[Document text records]
◆ ◆ ◆ ◆ ◆ ◆ ◆

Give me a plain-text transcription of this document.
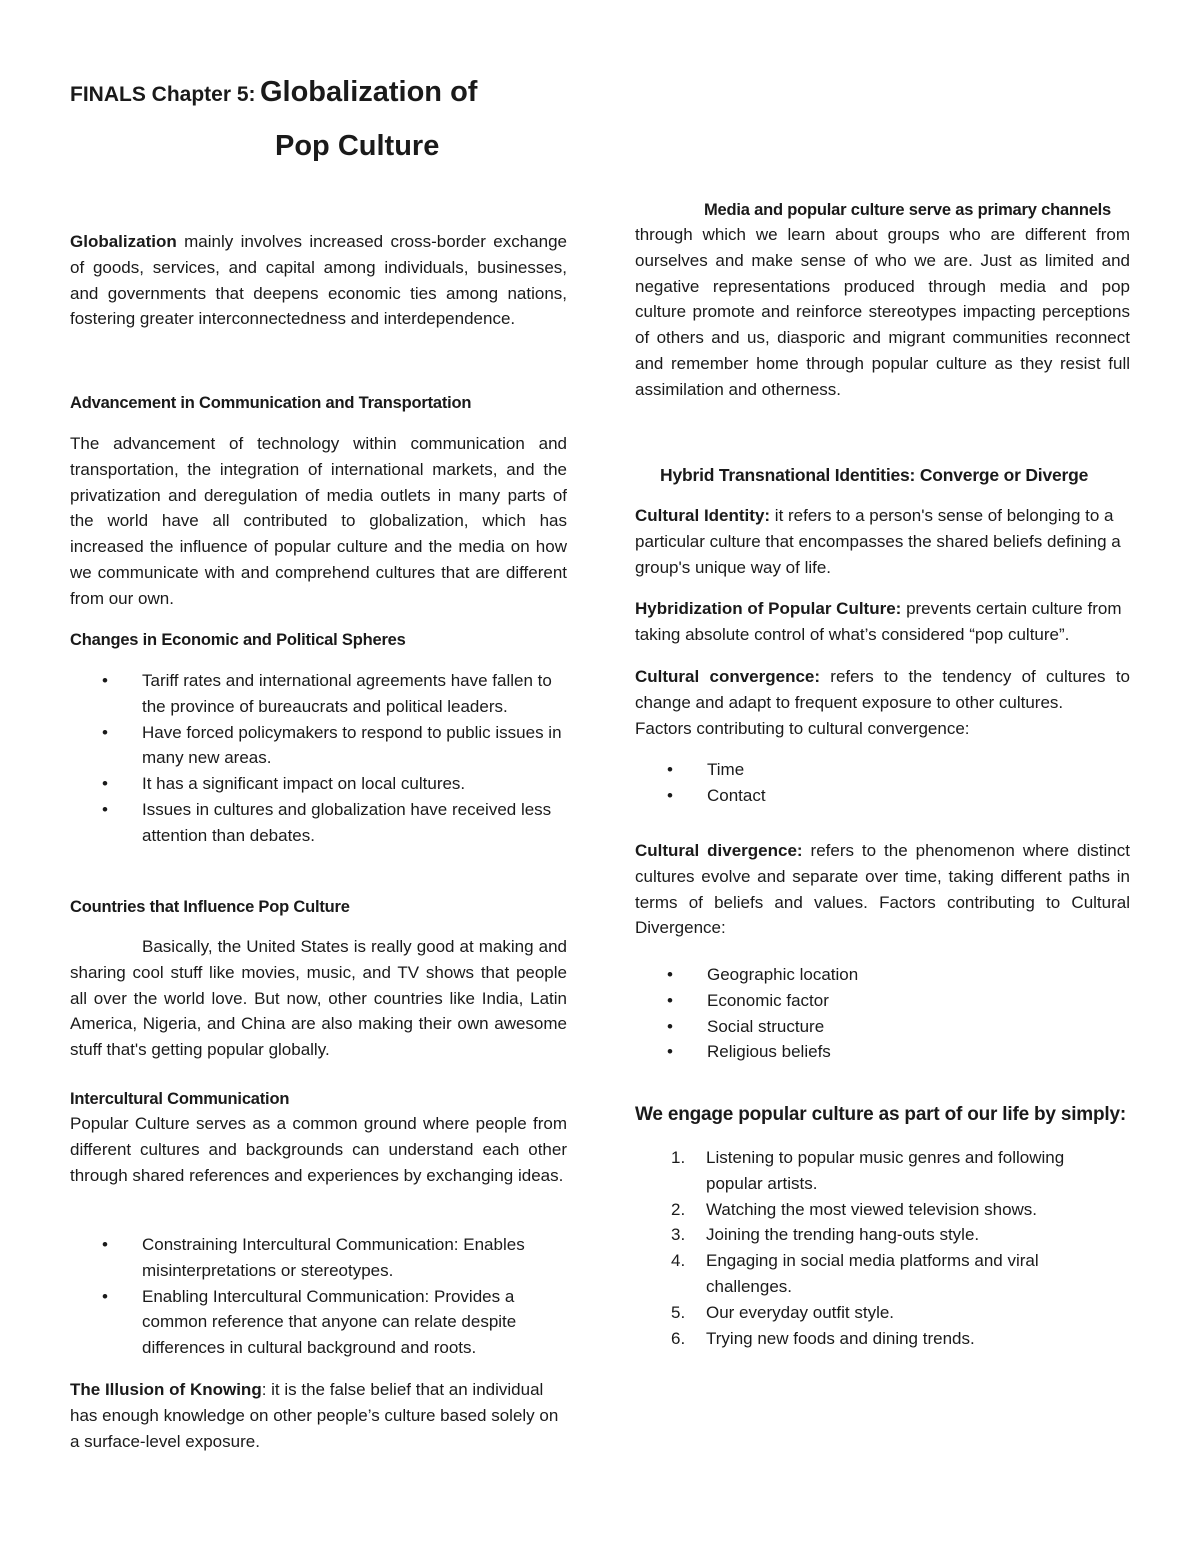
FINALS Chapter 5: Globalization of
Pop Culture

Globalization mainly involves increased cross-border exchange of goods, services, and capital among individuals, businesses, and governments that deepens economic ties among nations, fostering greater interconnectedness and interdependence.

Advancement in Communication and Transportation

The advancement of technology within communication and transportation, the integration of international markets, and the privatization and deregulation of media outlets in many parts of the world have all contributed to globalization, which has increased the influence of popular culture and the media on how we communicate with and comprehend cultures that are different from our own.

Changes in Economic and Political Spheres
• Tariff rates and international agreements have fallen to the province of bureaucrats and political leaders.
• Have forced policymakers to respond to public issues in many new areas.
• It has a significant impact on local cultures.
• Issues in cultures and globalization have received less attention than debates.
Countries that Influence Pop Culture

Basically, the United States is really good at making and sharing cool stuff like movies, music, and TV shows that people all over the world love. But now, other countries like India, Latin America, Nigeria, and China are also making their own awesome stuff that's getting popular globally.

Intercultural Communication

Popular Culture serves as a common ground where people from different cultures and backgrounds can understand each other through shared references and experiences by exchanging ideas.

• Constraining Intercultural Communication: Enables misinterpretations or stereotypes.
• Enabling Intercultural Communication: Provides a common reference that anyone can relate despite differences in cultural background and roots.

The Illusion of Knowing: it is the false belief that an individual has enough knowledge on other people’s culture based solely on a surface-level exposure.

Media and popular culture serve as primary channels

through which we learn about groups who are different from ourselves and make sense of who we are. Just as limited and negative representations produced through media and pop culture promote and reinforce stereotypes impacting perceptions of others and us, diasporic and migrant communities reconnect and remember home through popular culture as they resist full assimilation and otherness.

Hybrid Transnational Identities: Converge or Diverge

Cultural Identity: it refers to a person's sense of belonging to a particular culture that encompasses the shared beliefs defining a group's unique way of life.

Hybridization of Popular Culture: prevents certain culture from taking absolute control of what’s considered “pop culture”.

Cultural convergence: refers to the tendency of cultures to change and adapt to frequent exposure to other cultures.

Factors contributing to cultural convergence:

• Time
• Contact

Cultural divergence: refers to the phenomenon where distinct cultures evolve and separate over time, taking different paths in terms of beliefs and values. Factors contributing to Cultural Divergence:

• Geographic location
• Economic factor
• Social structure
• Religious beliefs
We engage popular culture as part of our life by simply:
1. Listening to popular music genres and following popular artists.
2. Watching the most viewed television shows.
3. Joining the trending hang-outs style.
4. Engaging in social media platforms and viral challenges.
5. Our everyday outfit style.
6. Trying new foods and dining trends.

◆ ◆ ◆ ◆ ◆ ◆ ◆

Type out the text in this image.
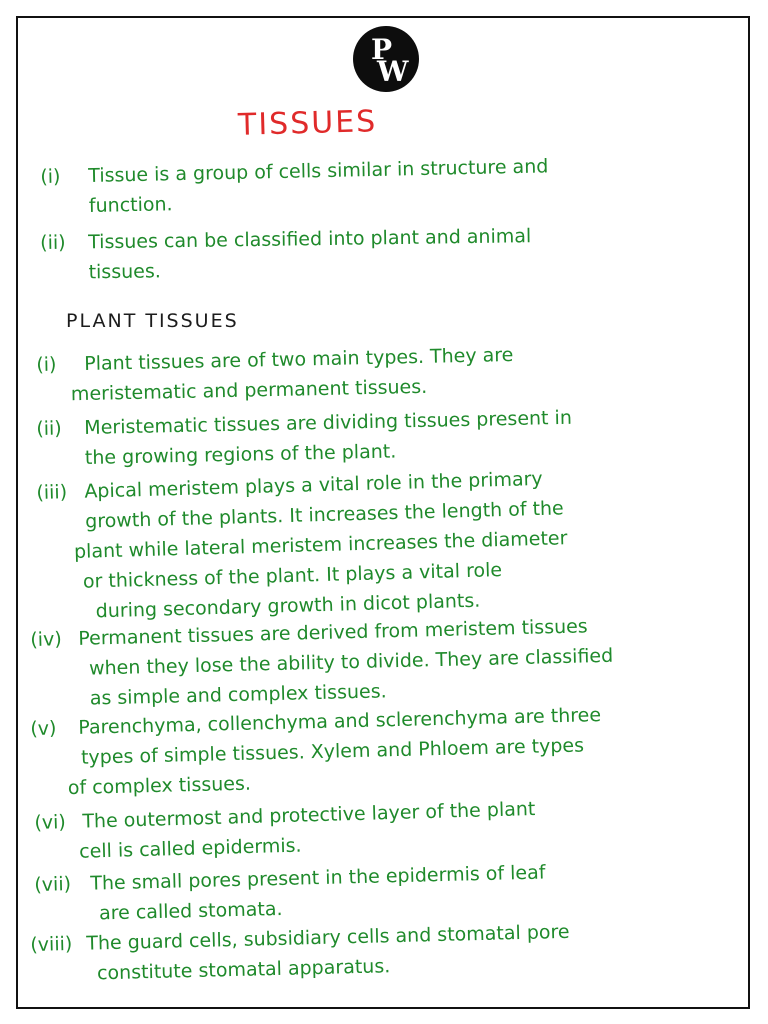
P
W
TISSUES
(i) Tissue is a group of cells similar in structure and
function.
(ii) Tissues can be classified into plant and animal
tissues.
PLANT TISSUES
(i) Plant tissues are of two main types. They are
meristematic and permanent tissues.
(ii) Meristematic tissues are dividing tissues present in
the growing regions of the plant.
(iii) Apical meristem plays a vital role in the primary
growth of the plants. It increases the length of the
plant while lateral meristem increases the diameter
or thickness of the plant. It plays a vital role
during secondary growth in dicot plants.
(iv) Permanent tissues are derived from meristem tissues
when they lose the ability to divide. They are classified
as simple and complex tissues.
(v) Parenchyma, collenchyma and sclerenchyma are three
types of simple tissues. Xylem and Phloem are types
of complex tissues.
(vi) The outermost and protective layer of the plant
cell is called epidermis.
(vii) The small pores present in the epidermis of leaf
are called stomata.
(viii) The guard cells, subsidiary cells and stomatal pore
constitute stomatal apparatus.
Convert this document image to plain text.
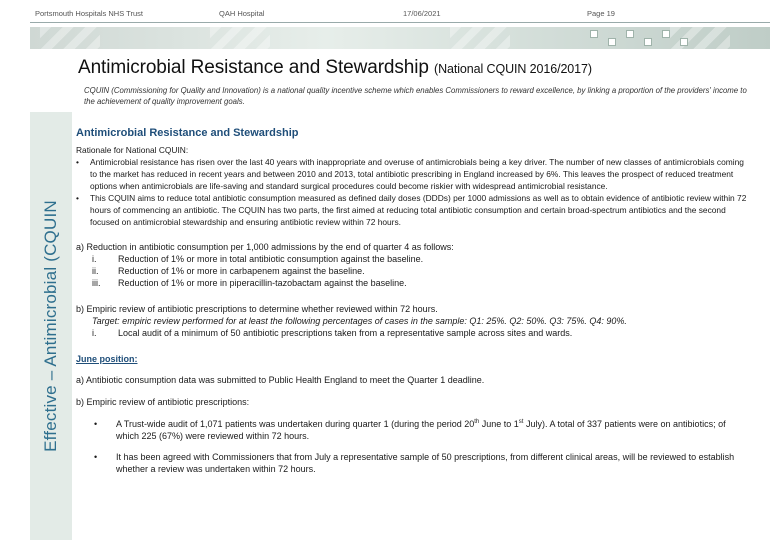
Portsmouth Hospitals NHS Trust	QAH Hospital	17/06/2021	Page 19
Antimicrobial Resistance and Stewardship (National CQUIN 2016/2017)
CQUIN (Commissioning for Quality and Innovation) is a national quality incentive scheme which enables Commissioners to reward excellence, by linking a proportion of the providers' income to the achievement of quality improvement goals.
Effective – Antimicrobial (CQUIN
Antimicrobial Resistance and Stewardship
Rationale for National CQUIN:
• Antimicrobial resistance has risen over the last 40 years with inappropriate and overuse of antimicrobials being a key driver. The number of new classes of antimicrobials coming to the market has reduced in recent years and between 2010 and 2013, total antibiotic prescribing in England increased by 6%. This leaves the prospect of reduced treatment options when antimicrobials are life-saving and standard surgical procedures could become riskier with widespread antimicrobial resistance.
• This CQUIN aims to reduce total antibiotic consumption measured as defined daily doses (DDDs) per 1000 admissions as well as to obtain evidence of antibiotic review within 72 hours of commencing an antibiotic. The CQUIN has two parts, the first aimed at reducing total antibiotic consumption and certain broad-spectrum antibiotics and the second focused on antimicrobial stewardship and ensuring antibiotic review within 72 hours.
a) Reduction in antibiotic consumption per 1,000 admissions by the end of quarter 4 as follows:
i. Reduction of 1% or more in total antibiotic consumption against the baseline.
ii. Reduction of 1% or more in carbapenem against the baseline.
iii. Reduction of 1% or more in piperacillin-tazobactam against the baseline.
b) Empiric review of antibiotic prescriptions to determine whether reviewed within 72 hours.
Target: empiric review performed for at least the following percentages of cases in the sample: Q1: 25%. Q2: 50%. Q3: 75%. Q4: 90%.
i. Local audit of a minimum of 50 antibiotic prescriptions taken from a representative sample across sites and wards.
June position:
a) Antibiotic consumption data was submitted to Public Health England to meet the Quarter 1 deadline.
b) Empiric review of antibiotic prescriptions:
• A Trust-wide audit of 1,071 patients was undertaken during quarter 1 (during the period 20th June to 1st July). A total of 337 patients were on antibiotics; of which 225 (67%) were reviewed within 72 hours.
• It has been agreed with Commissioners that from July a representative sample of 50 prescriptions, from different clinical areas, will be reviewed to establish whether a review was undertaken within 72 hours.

◆ ◆ ◆ ◆ ◆ ◆ ◆

EXERCISE REQUIREMENTS:
Each line above that carries the string "role" has to be returned.

SOLUTION FOR THIS EXERCISE:
(iii) Apical meristem plays a vital role in the primary
or thickness of the plant. It plays a vital role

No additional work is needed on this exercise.